INSTRUCTION
Copy the data exactly as it appears, and do not include any pictures.

Dataset records
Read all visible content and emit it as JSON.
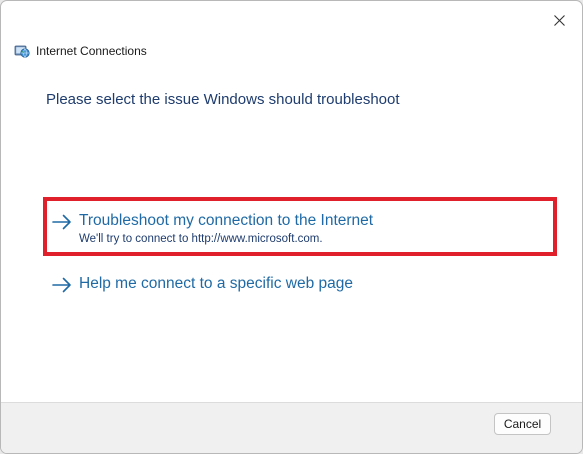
{
  "window": {
    "title": "Internet Connections",
    "close_icon": "close-icon",
    "app_icon": "network-globe-icon"
  },
  "main": {
    "heading": "Please select the issue Windows should troubleshoot",
    "options": [
      {
        "title": "Troubleshoot my connection to the Internet",
        "subtitle": "We'll try to connect to http://www.microsoft.com.",
        "icon": "arrow-right-icon",
        "highlighted": true
      },
      {
        "title": "Help me connect to a specific web page",
        "subtitle": "",
        "icon": "arrow-right-icon",
        "highlighted": false
      }
    ]
  },
  "footer": {
    "cancel_label": "Cancel"
  },
  "colors": {
    "link": "#1f6aa5",
    "heading": "#1e3c6e",
    "highlight": "#e0202a"
  }
}
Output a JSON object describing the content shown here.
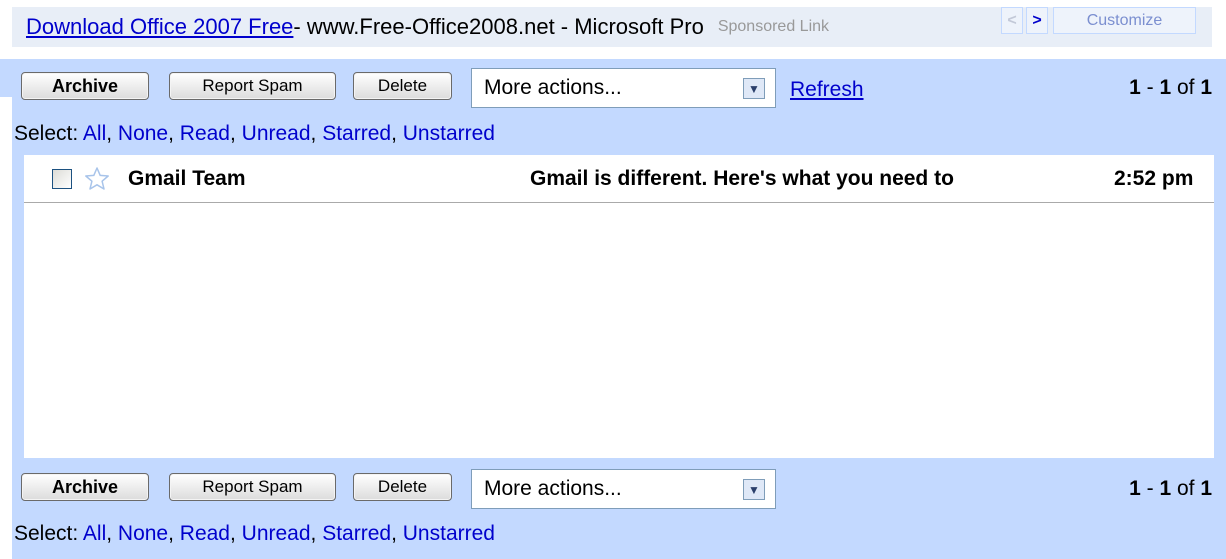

WRITTEN REPLY
Read all visible content and emit it as JSON.
{
  "window": {
    "title": "Internet Connections",
    "close_icon": "close-icon",
    "app_icon": "network-globe-icon"
  },
  "main": {
    "heading": "Please select the issue Windows should troubleshoot",
    "options": [
      {
        "title": "Troubleshoot my connection to the Internet",
        "subtitle": "We'll try to connect to http://www.microsoft.com.",
        "icon": "arrow-right-icon",
        "highlighted": true
      },
      {
        "title": "Help me connect to a specific web page",
        "subtitle": "",
        "icon": "arrow-right-icon",
        "highlighted": false
      }
    ]
  },
  "footer": {
    "cancel_label": "Cancel"
  },
  "colors": {
    "link": "#1f6aa5",
    "heading": "#1e3c6e",
    "highlight": "#e0202a"
  }
}
Output a JSON object describing the content shown here.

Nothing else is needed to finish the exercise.